Find the word "text" in the material below and gather every line that contains it.

[Data excerpts]
--*--

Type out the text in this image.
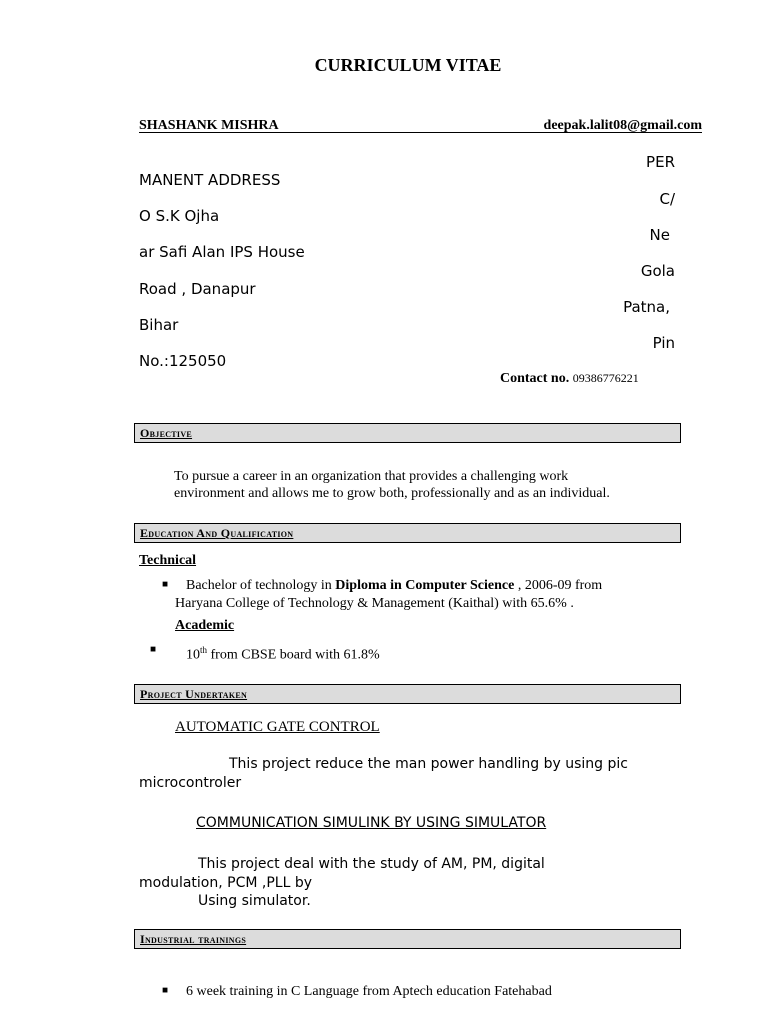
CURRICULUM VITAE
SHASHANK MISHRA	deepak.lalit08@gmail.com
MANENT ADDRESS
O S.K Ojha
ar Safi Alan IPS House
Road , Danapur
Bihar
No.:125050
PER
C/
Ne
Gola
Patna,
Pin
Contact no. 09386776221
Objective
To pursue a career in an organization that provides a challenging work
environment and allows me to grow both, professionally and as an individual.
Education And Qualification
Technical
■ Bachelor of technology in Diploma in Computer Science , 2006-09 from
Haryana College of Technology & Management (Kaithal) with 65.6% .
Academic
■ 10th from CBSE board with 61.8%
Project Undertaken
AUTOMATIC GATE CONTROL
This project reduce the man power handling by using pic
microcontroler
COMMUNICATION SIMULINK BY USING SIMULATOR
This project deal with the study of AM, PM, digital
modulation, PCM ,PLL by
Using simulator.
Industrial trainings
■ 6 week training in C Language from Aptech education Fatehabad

--*--

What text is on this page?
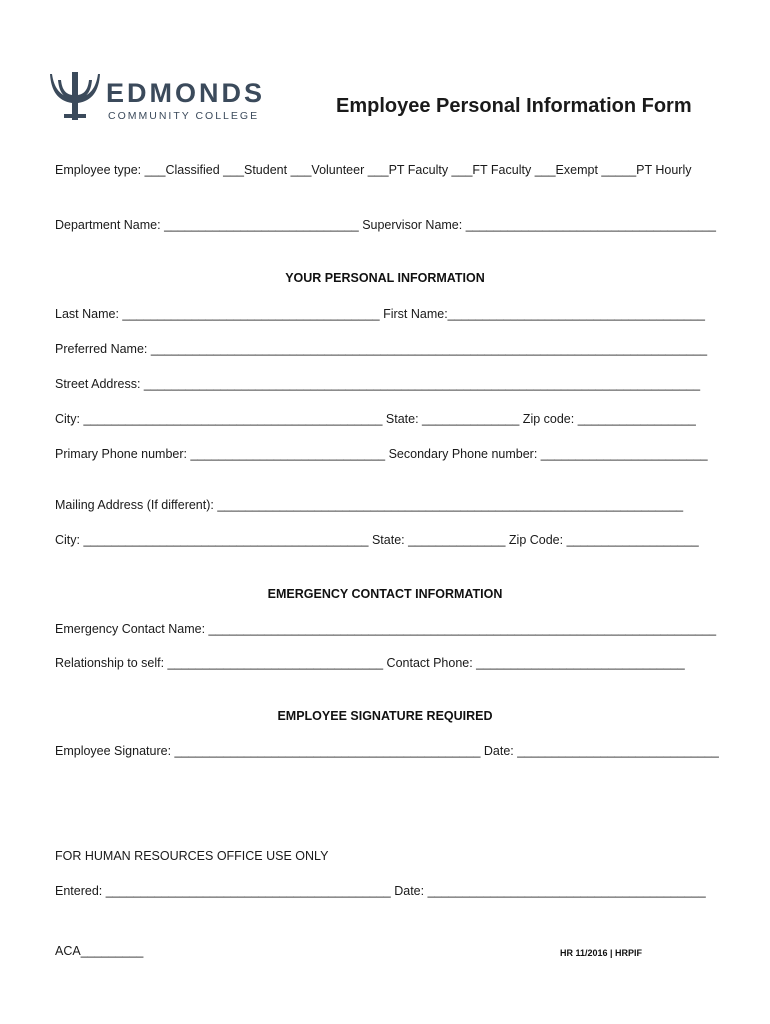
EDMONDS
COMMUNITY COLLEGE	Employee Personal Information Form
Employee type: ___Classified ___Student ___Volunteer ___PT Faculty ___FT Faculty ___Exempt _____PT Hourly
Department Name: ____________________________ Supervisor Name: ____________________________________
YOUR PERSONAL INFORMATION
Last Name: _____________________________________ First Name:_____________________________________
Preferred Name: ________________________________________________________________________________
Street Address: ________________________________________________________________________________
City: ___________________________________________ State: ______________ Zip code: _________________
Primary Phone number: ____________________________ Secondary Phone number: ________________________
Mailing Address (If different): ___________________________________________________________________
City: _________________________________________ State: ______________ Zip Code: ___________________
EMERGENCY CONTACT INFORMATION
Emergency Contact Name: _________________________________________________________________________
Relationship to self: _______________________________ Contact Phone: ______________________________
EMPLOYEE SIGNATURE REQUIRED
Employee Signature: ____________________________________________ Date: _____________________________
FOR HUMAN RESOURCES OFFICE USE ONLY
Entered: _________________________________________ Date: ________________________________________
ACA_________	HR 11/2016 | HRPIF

--*--

* Full output *
Type out the text in this image.
What text is on this page?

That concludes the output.